[Problem description]
According to the guide on dynamic viewport units below, why is it safe to cap a modal or menu with a max-height in dvh? Answer in one to three sentences.

(Excerpt to read Opens)

Website Spec
Performance Recommended Updated

Dynamic viewport units (dvh, svh, lvh)

On mobile, 100vh is taller than the screen because it ignores the browser's collapsing toolbar. Use dvh, svh, and lvh to size full-height elements to the viewport that is actually visible.

What it is

dvh, svh, and lvh are viewport-relative length units that describe a height the way vh always promised to but never delivered on mobile. They come with vw siblings (dvw, svw, lvw) and a matching set for the inline and block axes (vi, vb).

The three height units differ in which mobile viewport they measure:

  • lvh — the large viewport: the screen with the browser’s URL bar and toolbar retracted. 100lvh is the same as the legacy 100vh.
  • svh — the small viewport: the screen with that chrome fully shown. 100svh is always the safe maximum that fits without scrolling.
  • dvh — the dynamic viewport: whatever is visible right now. It updates live as the toolbar slides in and out while the user scrolls.
.hero { min-height: 100svh; }   /* never overflows */
.sheet { max-height: 100dvh; }  /* tracks the toolbar live */

Why it matters

On a phone, the browser’s toolbar collapses as you scroll down and reappears as you scroll up, so the visible height changes during a single page view. The original vh unit resolved to the largest possible height. An element set to height: 100vh is therefore taller than the screen whenever the toolbar is showing — its bottom edge sits behind the URL bar, hiding a “Continue” button, cutting off a full-screen menu, or leaving a strip that only appears after scrolling.

The dynamic units fix this without JavaScript. For years the workaround was a resize listener writing a --vh custom property on every frame — janky, and a needless main-thread cost that works against Core Web Vitals. The units replace all of it. They are Baseline and supported in every current browser engine.

How to implement

  • For an element that must always fit on first paint — a landing hero, a login screen, a modal — use svh. It is the conservative choice that never overflows, in any toolbar state.
  • For an element that should track the visible area as the chrome moves — a bottom sheet, a slide-out menu, an overlay’s max-height — use dvh.
  • Use lvh only when you deliberately want the retracted-toolbar height; it behaves like the old vh.
  • Keep a vh fallback first if you support very old browsers: height: 100vh; height: 100dvh;. The cascade ignores the unit it doesn’t understand.

This site ships it: the ⌘K search overlay and the mobile navigation menu are capped with dvh in src/styles/global.css, so neither extends behind the address bar on a phone.

Common mistakes

  • Animating dvh-sized layout. Because dvh changes as the toolbar slides, an element whose height is in dvh reflows continuously during the scroll, which can look jittery and shift content. For large always-on regions in the scroll flow, prefer svh; reserve dvh for elements where live tracking is the point. (Capping a modal or menu with max-height: …dvh is safe — it’s only an upper bound, and an open <dialog> locks background scrolling, so the toolbar isn’t moving while it shows. That’s how this site uses it.)
  • Using 100vh for a hero and assuming it fits. It does on desktop and lies on mobile. Switch to svh.
  • Reaching for a JavaScript --vh hack. That pattern predates these units and is now pure technical debt.

Verification

  • On a real phone, scroll a page with a 100svh and a 100vh section. The vh one is cut off at the bottom while the toolbar shows; the svh one is not.
  • In Chrome or Safari device emulation, toggle the simulated toolbar and confirm dvh-sized elements resize while lvh-sized ones stay fixed.

(Excerpt to read Closes)
(Record extracts Opens)

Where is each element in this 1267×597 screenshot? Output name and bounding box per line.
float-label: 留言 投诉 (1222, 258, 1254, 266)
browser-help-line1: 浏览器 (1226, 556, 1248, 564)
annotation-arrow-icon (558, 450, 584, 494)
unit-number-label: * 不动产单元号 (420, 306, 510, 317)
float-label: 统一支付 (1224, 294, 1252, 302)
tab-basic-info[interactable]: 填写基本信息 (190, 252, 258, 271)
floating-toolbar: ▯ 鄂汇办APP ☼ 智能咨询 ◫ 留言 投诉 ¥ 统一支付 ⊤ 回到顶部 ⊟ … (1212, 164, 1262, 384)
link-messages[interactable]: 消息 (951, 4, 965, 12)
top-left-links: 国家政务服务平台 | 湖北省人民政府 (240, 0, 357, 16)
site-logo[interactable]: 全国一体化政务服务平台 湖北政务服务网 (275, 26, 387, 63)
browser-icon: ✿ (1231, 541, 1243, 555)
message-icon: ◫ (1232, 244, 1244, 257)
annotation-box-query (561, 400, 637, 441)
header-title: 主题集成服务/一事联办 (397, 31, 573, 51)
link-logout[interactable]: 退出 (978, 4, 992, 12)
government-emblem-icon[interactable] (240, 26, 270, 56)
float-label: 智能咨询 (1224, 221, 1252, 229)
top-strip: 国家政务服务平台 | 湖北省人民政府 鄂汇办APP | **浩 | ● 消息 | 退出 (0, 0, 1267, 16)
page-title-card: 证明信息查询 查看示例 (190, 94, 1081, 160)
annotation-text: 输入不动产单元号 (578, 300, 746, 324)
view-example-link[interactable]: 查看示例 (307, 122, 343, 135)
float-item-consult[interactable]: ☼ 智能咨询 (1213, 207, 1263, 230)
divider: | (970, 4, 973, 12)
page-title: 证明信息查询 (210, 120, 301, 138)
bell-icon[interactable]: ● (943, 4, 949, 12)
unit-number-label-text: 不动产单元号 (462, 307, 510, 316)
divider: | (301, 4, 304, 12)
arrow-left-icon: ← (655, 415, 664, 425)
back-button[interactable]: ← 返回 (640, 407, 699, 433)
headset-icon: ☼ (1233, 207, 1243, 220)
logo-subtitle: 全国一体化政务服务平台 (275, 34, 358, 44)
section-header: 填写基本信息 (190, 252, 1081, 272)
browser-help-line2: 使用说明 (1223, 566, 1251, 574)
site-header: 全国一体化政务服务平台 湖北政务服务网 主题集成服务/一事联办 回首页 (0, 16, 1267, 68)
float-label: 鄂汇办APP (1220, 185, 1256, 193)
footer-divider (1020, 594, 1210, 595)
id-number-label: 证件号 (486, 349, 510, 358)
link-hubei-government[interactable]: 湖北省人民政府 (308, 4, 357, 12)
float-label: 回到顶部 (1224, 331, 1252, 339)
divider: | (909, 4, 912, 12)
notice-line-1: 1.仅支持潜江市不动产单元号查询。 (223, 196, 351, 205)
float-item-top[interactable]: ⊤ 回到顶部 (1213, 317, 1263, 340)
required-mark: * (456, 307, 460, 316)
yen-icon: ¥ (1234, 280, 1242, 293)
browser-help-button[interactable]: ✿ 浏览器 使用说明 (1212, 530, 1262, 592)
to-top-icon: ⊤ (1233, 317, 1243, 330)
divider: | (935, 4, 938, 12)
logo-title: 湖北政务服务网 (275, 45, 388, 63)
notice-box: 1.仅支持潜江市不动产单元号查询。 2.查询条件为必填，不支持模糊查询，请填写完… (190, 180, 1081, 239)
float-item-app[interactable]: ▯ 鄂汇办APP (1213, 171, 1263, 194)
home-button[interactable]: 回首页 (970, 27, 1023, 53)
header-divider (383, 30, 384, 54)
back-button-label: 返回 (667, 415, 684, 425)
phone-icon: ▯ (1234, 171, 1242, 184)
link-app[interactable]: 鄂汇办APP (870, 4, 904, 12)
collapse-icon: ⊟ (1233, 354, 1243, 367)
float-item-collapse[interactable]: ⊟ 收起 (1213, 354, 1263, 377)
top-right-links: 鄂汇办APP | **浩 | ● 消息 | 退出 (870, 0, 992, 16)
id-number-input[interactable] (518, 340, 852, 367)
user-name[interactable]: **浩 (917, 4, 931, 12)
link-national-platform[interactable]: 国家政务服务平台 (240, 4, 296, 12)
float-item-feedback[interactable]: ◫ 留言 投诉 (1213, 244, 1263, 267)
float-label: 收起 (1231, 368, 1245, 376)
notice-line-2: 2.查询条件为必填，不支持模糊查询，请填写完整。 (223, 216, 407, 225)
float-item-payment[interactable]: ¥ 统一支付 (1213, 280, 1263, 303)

(Record extracts Closes)

[Written solution]
A max-height in dvh is only an upper bound. An open <dialog> also locks background scrolling, so the toolbar isn't moving while the modal or menu is showing.